**SHORT TASK**.
Every record must be transcribed in its entirety, apart from the images, which are to be omitted.

**INFORMATION SUPPLIED**.

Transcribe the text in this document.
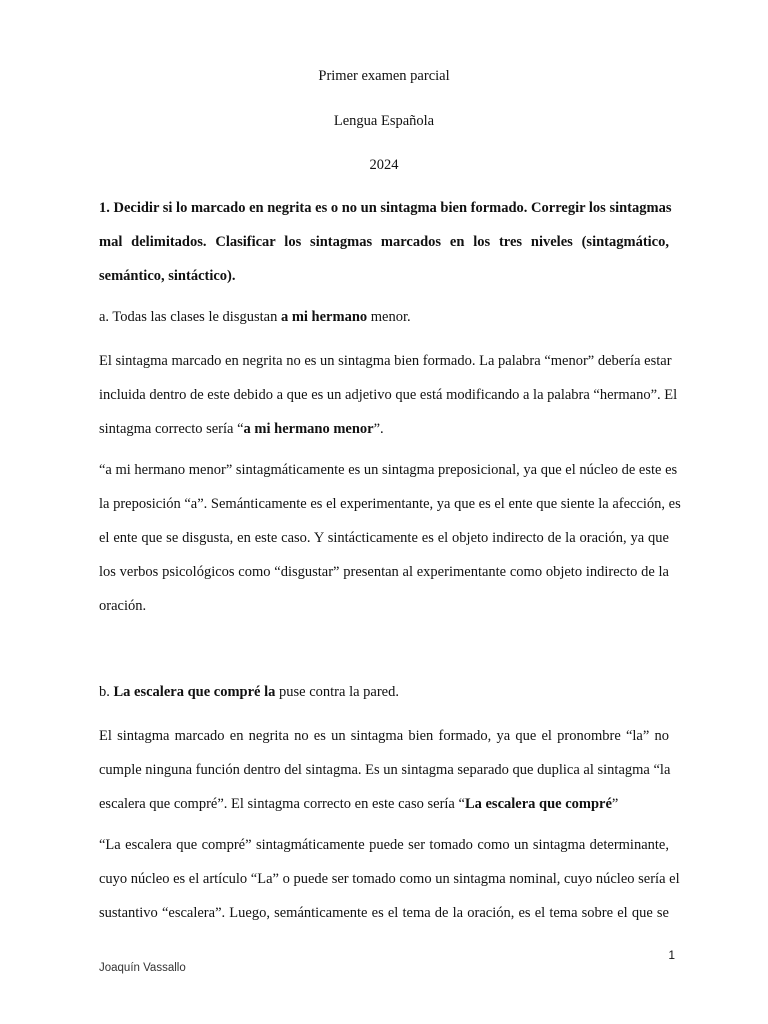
Primer examen parcial
Lengua Española
2024
1. Decidir si lo marcado en negrita es o no un sintagma bien formado. Corregir los sintagmas
mal delimitados. Clasificar los sintagmas marcados en los tres niveles (sintagmático,
semántico, sintáctico).
a. Todas las clases le disgustan a mi hermano menor.
El sintagma marcado en negrita no es un sintagma bien formado. La palabra “menor” debería estar
incluida dentro de este debido a que es un adjetivo que está modificando a la palabra “hermano”. El
sintagma correcto sería “a mi hermano menor”.
“a mi hermano menor” sintagmáticamente es un sintagma preposicional, ya que el núcleo de este es
la preposición “a”. Semánticamente es el experimentante, ya que es el ente que siente la afección, es
el ente que se disgusta, en este caso. Y sintácticamente es el objeto indirecto de la oración, ya que
los verbos psicológicos como “disgustar” presentan al experimentante como objeto indirecto de la
oración.
b. La escalera que compré la puse contra la pared.
El sintagma marcado en negrita no es un sintagma bien formado, ya que el pronombre “la” no
cumple ninguna función dentro del sintagma. Es un sintagma separado que duplica al sintagma “la
escalera que compré”. El sintagma correcto en este caso sería “La escalera que compré”
“La escalera que compré” sintagmáticamente puede ser tomado como un sintagma determinante,
cuyo núcleo es el artículo “La” o puede ser tomado como un sintagma nominal, cuyo núcleo sería el
sustantivo “escalera”. Luego, semánticamente es el tema de la oración, es el tema sobre el que se
1
Joaquín Vassallo
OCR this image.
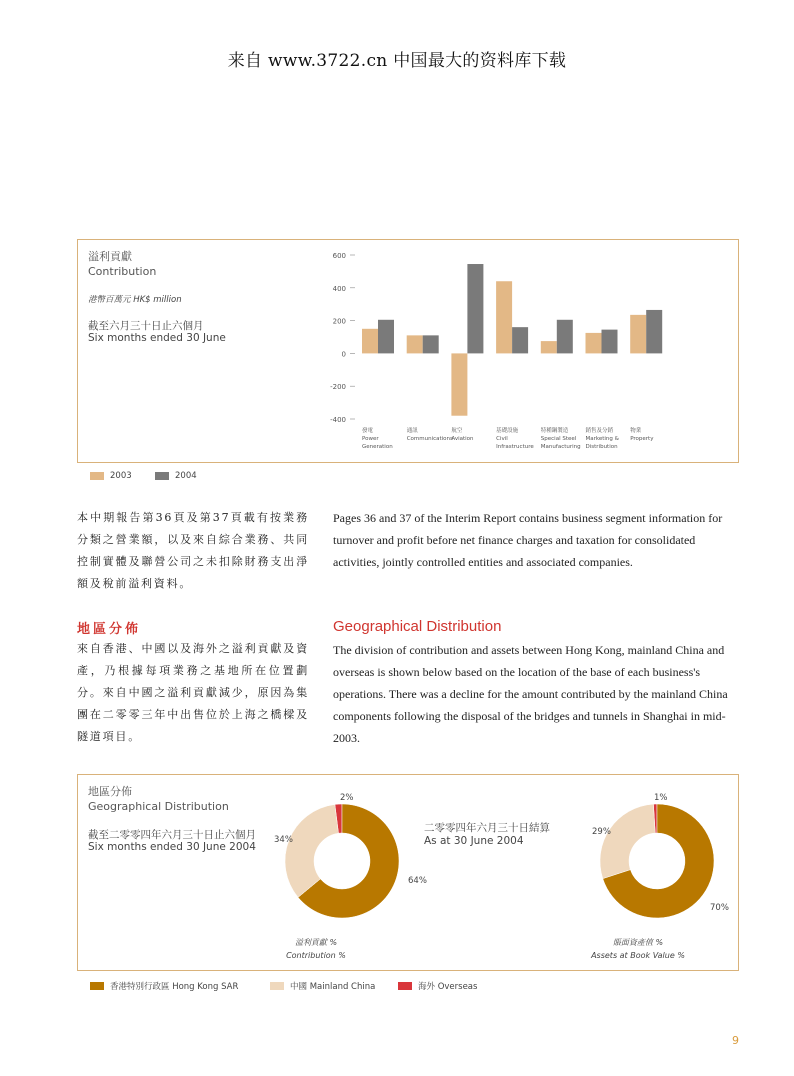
来自 www.3722.cn 中国最大的资料库下载
溢利貢獻
Contribution
港幣百萬元 HK$ million
截至六月三十日止六個月
Six months ended 30 June
600
400
200
0
-200
-400
發電
Power
Generation
通訊
Communications
航空
Aviation
基礎設施
Civil
Infrastructure
特種鋼製造
Special Steel
Manufacturing
銷售及分銷
Marketing &
Distribution
物業
Property
2003	2004
本中期報告第36頁及第37頁載有按業務分類之營業額，以及來自綜合業務、共同控制實體及聯營公司之未扣除財務支出淨額及稅前溢利資料。
Pages 36 and 37 of the Interim Report contains business segment information for turnover and profit before net finance charges and taxation for consolidated activities, jointly controlled entities and associated companies.
地區分佈	Geographical Distribution
來自香港、中國以及海外之溢利貢獻及資產，乃根據每項業務之基地所在位置劃分。來自中國之溢利貢獻減少，原因為集團在二零零三年中出售位於上海之橋樑及隧道項目。
The division of contribution and assets between Hong Kong, mainland China and overseas is shown below based on the location of the base of each business's operations. There was a decline for the amount contributed by the mainland China components following the disposal of the bridges and tunnels in Shanghai in mid-2003.
地區分佈
Geographical Distribution
截至二零零四年六月三十日止六個月
Six months ended 30 June 2004
二零零四年六月三十日結算
As at 30 June 2004
64%
34%
2%
溢利貢獻 %
Contribution %
70%
29%
1%
賬面資產值 %
Assets at Book Value %
香港特別行政區 Hong Kong SAR	中國 Mainland China	海外 Overseas
9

**RESPONSE**.
Transcribe the text in this document.
Primer examen parcial
Lengua Española
2024
1. Decidir si lo marcado en negrita es o no un sintagma bien formado. Corregir los sintagmas
mal delimitados. Clasificar los sintagmas marcados en los tres niveles (sintagmático,
semántico, sintáctico).
a. Todas las clases le disgustan a mi hermano menor.
El sintagma marcado en negrita no es un sintagma bien formado. La palabra “menor” debería estar
incluida dentro de este debido a que es un adjetivo que está modificando a la palabra “hermano”. El
sintagma correcto sería “a mi hermano menor”.
“a mi hermano menor” sintagmáticamente es un sintagma preposicional, ya que el núcleo de este es
la preposición “a”. Semánticamente es el experimentante, ya que es el ente que siente la afección, es
el ente que se disgusta, en este caso. Y sintácticamente es el objeto indirecto de la oración, ya que
los verbos psicológicos como “disgustar” presentan al experimentante como objeto indirecto de la
oración.
b. La escalera que compré la puse contra la pared.
El sintagma marcado en negrita no es un sintagma bien formado, ya que el pronombre “la” no
cumple ninguna función dentro del sintagma. Es un sintagma separado que duplica al sintagma “la
escalera que compré”. El sintagma correcto en este caso sería “La escalera que compré”
“La escalera que compré” sintagmáticamente puede ser tomado como un sintagma determinante,
cuyo núcleo es el artículo “La” o puede ser tomado como un sintagma nominal, cuyo núcleo sería el
sustantivo “escalera”. Luego, semánticamente es el tema de la oración, es el tema sobre el que se
1
Joaquín Vassallo
OCR this image.
来自 www.3722.cn 中国最大的资料库下载
溢利貢獻
Contribution
港幣百萬元 HK$ million
截至六月三十日止六個月
Six months ended 30 June
600
400
200
0
-200
-400
發電
Power
Generation
通訊
Communications
航空
Aviation
基礎設施
Civil
Infrastructure
特種鋼製造
Special Steel
Manufacturing
銷售及分銷
Marketing &
Distribution
物業
Property
2003	2004
本中期報告第36頁及第37頁載有按業務分類之營業額，以及來自綜合業務、共同控制實體及聯營公司之未扣除財務支出淨額及稅前溢利資料。
Pages 36 and 37 of the Interim Report contains business segment information for turnover and profit before net finance charges and taxation for consolidated activities, jointly controlled entities and associated companies.
地區分佈	Geographical Distribution
來自香港、中國以及海外之溢利貢獻及資產，乃根據每項業務之基地所在位置劃分。來自中國之溢利貢獻減少，原因為集團在二零零三年中出售位於上海之橋樑及隧道項目。
The division of contribution and assets between Hong Kong, mainland China and overseas is shown below based on the location of the base of each business's operations. There was a decline for the amount contributed by the mainland China components following the disposal of the bridges and tunnels in Shanghai in mid-2003.
地區分佈
Geographical Distribution
截至二零零四年六月三十日止六個月
Six months ended 30 June 2004
二零零四年六月三十日結算
As at 30 June 2004
64%
34%
2%
溢利貢獻 %
Contribution %
70%
29%
1%
賬面資產值 %
Assets at Book Value %
香港特別行政區 Hong Kong SAR	中國 Mainland China	海外 Overseas
9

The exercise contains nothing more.